## BEGIN Task input
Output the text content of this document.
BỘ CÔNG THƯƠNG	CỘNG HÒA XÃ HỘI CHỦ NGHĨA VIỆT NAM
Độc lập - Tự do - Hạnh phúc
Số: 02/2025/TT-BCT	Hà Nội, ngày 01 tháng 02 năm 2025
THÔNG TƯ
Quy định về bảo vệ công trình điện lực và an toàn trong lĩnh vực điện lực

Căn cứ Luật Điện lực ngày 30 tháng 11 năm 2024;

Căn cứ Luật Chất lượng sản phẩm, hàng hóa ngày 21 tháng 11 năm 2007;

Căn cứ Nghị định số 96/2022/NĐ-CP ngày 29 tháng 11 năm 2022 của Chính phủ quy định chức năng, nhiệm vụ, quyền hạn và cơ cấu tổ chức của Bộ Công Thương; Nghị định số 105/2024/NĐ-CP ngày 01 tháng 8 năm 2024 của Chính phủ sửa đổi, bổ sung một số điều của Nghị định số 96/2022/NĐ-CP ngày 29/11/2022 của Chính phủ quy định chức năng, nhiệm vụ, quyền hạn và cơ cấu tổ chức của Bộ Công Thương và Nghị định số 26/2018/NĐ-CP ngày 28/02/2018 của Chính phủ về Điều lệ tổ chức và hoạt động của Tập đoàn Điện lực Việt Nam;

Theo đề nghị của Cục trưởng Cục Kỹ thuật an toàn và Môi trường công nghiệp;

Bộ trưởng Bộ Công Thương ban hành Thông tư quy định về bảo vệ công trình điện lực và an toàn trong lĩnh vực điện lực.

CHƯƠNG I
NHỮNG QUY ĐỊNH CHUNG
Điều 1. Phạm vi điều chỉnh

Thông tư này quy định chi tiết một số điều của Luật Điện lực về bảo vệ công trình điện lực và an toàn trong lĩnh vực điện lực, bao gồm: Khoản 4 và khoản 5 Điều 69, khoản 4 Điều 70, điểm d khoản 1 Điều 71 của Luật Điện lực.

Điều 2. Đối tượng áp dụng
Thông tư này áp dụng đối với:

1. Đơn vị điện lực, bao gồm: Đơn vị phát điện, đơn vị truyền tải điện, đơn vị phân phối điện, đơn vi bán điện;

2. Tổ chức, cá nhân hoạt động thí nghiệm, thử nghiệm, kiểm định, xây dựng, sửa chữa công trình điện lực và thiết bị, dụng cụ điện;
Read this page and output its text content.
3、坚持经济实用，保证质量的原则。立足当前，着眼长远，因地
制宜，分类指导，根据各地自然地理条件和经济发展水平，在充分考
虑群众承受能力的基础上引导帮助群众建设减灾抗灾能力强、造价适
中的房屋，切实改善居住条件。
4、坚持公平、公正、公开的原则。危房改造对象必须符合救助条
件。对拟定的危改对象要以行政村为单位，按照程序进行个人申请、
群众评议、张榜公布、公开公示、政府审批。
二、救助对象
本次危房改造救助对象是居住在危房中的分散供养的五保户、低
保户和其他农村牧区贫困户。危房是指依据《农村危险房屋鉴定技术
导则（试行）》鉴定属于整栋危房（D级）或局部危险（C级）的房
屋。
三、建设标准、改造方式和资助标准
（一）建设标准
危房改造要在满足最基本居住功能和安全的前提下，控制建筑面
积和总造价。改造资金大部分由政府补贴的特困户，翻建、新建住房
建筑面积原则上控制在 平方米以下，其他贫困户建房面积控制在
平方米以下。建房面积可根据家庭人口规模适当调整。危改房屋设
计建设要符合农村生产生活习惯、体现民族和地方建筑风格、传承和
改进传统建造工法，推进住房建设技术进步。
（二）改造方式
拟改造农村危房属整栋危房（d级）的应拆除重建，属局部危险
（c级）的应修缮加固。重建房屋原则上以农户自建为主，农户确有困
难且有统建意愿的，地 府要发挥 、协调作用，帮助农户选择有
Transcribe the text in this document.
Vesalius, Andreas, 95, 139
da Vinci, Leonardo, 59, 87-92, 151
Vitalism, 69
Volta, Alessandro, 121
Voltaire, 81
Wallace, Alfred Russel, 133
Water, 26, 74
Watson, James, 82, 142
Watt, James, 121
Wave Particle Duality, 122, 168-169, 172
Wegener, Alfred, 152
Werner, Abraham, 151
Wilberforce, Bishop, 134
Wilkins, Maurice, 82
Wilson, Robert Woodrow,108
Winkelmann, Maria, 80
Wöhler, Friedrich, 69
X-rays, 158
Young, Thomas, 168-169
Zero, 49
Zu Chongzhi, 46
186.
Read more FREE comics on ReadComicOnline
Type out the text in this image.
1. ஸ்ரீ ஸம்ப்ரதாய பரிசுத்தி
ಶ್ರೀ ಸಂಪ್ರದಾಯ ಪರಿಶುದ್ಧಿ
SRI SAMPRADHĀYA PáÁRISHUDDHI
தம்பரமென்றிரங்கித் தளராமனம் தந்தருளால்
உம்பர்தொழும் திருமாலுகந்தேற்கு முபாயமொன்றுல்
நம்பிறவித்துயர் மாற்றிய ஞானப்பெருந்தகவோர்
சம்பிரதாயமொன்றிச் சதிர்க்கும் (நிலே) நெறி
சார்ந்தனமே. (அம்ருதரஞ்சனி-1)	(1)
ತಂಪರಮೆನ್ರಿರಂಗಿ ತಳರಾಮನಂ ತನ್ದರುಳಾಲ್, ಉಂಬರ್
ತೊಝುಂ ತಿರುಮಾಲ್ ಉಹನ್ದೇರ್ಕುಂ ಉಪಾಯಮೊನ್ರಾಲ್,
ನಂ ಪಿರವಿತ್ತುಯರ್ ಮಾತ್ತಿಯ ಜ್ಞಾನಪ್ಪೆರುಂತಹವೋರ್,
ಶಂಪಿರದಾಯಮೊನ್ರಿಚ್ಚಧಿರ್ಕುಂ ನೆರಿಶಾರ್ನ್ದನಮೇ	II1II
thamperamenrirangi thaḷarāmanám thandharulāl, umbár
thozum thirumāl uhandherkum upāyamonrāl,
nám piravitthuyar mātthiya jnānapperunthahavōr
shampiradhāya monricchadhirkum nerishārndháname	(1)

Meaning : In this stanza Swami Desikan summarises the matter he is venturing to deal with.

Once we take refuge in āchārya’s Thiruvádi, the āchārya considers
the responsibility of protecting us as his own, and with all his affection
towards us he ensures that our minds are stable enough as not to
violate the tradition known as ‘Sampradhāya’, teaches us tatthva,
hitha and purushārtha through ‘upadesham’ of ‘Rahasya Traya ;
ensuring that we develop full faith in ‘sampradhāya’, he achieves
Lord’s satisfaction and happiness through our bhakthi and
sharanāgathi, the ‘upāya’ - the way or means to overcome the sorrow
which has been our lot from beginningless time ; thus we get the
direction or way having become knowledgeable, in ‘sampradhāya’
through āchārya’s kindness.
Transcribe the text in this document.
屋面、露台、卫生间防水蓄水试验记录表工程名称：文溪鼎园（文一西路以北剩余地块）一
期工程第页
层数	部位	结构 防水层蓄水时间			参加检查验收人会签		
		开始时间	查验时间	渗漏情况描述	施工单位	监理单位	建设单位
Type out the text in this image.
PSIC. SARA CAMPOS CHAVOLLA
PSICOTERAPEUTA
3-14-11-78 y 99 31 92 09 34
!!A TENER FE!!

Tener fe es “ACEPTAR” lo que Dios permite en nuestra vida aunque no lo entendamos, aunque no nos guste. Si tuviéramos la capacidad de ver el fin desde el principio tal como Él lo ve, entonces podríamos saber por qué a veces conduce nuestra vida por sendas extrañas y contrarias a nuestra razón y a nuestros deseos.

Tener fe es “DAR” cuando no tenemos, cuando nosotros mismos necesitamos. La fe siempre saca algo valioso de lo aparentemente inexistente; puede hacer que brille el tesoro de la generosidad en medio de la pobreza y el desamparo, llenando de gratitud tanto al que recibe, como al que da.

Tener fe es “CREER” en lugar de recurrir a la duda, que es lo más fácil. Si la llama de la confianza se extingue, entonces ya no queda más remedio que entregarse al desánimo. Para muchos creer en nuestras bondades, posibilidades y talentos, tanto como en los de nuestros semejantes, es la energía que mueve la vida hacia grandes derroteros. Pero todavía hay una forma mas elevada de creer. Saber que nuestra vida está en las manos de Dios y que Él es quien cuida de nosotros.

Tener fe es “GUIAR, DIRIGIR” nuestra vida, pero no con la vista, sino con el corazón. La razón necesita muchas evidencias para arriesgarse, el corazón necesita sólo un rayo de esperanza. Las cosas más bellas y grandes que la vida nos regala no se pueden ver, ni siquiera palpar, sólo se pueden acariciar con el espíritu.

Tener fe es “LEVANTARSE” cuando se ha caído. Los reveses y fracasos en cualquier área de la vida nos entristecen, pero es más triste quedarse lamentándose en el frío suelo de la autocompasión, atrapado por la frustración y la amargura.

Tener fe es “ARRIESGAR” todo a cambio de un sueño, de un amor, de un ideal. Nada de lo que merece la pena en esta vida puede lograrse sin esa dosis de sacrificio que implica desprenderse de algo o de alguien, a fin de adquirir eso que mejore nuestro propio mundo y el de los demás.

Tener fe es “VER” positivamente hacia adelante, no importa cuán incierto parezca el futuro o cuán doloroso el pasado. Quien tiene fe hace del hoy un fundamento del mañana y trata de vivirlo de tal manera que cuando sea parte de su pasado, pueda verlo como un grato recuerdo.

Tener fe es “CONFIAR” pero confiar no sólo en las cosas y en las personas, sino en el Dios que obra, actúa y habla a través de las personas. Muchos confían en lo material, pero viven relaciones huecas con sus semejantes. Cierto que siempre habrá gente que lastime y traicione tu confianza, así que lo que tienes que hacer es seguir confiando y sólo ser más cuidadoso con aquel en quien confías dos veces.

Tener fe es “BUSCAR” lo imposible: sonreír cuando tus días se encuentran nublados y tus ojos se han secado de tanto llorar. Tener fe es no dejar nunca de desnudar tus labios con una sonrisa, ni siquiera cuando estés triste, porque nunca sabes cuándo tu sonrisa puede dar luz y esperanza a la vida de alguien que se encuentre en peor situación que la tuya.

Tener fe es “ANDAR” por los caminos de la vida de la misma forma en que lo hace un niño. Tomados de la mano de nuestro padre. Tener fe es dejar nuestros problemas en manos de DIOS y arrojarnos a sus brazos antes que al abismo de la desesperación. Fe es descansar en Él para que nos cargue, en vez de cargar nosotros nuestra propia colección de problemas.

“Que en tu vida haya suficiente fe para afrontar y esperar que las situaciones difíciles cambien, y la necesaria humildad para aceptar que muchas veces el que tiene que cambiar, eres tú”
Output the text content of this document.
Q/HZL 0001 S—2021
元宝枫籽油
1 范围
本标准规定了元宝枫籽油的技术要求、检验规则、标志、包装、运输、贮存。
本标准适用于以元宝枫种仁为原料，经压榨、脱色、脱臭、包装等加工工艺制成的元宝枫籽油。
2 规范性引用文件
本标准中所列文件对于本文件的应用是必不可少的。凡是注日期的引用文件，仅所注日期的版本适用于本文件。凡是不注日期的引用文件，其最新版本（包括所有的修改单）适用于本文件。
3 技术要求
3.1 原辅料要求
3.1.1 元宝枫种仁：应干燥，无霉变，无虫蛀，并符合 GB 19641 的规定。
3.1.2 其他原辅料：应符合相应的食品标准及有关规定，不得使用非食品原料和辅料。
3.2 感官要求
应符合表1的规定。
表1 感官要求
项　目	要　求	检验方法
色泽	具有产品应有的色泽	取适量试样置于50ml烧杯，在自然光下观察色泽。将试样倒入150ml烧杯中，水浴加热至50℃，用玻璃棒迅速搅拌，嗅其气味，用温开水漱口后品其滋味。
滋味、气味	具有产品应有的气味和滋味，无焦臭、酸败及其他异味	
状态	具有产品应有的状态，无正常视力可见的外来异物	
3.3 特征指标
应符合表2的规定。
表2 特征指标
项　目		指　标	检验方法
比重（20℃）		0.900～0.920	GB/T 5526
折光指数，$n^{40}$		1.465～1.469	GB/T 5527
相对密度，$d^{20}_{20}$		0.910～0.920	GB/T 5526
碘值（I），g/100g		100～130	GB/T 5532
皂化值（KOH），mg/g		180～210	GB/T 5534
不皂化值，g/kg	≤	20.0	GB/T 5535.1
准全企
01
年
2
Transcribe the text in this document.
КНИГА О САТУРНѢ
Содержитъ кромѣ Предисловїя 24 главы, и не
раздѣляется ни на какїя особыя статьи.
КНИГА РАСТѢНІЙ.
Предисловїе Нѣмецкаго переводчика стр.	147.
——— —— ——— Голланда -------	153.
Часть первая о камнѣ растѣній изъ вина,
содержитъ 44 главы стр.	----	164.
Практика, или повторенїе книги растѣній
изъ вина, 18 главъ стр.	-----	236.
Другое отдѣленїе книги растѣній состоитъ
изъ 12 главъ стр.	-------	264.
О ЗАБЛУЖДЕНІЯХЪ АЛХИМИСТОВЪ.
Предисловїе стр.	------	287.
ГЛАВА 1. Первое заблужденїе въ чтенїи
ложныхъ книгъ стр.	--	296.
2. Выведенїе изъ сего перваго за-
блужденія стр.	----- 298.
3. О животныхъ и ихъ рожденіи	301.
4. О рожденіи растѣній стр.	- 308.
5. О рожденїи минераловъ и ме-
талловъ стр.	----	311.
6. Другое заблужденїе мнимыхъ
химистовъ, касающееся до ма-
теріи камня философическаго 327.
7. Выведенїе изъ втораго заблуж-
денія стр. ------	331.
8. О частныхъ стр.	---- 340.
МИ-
## END Task input
Return solely the number of lines in the data that include the word "平方米以下".

2